§ **PROBLEM DETAILS**
Exactly repeat the line that contains "Output a JSON object containing", then every line after it up to and including the final line.

[Collection entries]
::::
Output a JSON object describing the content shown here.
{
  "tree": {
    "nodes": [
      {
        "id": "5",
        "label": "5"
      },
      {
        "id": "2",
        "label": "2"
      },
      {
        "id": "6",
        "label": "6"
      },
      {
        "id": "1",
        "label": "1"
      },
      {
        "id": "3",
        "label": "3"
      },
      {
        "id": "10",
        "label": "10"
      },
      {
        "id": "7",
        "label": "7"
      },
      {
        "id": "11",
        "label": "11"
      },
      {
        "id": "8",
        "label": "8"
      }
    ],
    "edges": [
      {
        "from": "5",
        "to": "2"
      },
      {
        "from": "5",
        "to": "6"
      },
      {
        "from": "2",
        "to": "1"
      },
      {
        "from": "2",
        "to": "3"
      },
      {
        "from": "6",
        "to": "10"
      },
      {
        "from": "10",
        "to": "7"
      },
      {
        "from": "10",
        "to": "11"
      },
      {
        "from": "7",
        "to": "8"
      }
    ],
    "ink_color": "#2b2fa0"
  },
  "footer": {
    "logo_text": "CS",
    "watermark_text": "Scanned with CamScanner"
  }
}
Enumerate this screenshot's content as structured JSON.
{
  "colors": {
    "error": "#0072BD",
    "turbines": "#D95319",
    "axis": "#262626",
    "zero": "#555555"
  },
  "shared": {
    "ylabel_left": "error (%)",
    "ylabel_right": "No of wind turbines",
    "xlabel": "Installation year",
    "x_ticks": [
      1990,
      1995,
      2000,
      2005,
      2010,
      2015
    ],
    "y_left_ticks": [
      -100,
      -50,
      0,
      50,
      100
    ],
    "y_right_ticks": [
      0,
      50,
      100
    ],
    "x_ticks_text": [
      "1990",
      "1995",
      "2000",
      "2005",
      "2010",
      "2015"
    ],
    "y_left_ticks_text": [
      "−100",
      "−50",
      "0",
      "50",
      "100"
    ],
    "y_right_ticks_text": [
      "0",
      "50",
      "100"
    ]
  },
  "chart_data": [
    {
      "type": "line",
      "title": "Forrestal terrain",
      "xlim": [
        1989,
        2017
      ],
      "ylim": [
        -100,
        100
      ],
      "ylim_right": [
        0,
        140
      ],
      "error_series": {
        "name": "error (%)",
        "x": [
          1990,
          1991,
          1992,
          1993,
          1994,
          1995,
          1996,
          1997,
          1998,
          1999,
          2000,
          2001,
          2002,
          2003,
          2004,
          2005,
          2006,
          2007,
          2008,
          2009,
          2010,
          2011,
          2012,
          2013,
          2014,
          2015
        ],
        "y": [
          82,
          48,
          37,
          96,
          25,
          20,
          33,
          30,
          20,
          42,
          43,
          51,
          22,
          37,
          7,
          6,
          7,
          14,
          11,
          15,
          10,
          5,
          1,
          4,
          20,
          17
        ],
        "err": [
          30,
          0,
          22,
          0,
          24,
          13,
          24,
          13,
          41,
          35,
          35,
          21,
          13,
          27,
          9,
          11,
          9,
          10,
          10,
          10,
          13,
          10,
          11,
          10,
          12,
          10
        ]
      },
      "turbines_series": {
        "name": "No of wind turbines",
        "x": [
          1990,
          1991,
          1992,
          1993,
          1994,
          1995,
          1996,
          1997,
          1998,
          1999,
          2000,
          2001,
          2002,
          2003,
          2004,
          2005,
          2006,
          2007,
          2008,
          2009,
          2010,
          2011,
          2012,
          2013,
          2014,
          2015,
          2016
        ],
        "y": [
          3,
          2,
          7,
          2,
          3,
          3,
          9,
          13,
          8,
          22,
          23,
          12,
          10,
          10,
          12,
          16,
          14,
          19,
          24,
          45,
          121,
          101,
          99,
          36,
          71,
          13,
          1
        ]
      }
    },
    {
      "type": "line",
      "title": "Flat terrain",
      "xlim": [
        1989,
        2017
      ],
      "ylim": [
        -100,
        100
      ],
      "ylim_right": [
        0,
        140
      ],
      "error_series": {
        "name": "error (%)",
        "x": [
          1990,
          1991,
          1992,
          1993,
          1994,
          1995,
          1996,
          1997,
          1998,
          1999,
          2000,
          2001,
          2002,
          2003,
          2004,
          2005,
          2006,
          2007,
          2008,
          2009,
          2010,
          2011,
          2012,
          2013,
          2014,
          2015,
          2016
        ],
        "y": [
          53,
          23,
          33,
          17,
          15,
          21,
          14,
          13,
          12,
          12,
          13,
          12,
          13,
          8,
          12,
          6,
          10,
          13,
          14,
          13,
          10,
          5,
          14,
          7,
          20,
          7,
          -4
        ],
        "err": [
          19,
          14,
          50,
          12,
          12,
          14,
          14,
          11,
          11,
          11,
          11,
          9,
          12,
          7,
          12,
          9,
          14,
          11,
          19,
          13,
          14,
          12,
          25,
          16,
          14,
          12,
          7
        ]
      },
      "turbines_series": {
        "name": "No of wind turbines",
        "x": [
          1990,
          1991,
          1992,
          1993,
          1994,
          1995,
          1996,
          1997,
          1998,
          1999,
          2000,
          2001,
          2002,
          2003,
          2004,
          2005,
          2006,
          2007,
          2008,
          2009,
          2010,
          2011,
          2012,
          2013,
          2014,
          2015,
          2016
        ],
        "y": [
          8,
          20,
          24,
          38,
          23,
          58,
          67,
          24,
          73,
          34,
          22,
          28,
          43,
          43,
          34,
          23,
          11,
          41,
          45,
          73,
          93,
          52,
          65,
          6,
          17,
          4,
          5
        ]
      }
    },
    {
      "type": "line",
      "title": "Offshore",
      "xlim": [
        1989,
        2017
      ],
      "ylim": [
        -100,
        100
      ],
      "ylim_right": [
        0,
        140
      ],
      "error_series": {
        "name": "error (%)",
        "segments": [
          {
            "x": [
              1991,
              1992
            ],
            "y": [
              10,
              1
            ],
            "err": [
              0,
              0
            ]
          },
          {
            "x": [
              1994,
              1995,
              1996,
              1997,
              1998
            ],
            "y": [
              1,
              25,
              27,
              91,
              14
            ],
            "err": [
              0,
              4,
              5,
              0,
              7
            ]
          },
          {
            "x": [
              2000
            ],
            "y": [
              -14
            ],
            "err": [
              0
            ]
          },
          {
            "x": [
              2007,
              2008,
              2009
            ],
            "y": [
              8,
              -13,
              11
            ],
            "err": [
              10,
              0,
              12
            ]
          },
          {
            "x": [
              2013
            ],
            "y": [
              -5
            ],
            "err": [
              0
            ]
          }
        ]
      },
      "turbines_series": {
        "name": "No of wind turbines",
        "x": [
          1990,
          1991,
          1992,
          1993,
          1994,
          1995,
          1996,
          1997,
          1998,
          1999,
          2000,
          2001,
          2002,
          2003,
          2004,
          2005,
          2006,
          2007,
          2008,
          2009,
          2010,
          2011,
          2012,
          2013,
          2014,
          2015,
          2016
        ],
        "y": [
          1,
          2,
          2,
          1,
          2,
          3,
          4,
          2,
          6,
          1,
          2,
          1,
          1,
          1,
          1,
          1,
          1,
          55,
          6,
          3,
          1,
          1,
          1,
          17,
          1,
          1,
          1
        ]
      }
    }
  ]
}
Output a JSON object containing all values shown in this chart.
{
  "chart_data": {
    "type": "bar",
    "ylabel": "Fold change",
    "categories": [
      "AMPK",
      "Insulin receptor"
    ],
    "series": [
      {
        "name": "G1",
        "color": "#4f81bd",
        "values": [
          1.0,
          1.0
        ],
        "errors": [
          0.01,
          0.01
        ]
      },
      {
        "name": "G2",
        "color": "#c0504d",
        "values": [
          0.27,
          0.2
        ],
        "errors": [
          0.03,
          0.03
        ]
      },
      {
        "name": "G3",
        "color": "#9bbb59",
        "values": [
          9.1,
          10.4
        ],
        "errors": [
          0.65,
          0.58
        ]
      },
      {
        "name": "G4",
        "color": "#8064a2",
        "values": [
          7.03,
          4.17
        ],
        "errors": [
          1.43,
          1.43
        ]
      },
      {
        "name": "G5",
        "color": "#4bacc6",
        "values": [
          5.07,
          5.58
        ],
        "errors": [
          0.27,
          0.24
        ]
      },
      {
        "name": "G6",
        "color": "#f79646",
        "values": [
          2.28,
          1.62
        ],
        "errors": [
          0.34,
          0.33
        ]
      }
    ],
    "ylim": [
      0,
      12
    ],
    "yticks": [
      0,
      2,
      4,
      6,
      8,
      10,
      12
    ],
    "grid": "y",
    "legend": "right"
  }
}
::::
§ **RESULT**
Output a JSON object containing all values shown in this chart.
{
  "chart_data": {
    "type": "bar",
    "ylabel": "Fold change",
    "categories": [
      "AMPK",
      "Insulin receptor"
    ],
    "series": [
      {
        "name": "G1",
        "color": "#4f81bd",
        "values": [
          1.0,
          1.0
        ],
        "errors": [
          0.01,
          0.01
        ]
      },
      {
        "name": "G2",
        "color": "#c0504d",
        "values": [
          0.27,
          0.2
        ],
        "errors": [
          0.03,
          0.03
        ]
      },
      {
        "name": "G3",
        "color": "#9bbb59",
        "values": [
          9.1,
          10.4
        ],
        "errors": [
          0.65,
          0.58
        ]
      },
      {
        "name": "G4",
        "color": "#8064a2",
        "values": [
          7.03,
          4.17
        ],
        "errors": [
          1.43,
          1.43
        ]
      },
      {
        "name": "G5",
        "color": "#4bacc6",
        "values": [
          5.07,
          5.58
        ],
        "errors": [
          0.27,
          0.24
        ]
      },
      {
        "name": "G6",
        "color": "#f79646",
        "values": [
          2.28,
          1.62
        ],
        "errors": [
          0.34,
          0.33
        ]
      }
    ],
    "ylim": [
      0,
      12
    ],
    "yticks": [
      0,
      2,
      4,
      6,
      8,
      10,
      12
    ],
    "grid": "y",
    "legend": "right"
  }
}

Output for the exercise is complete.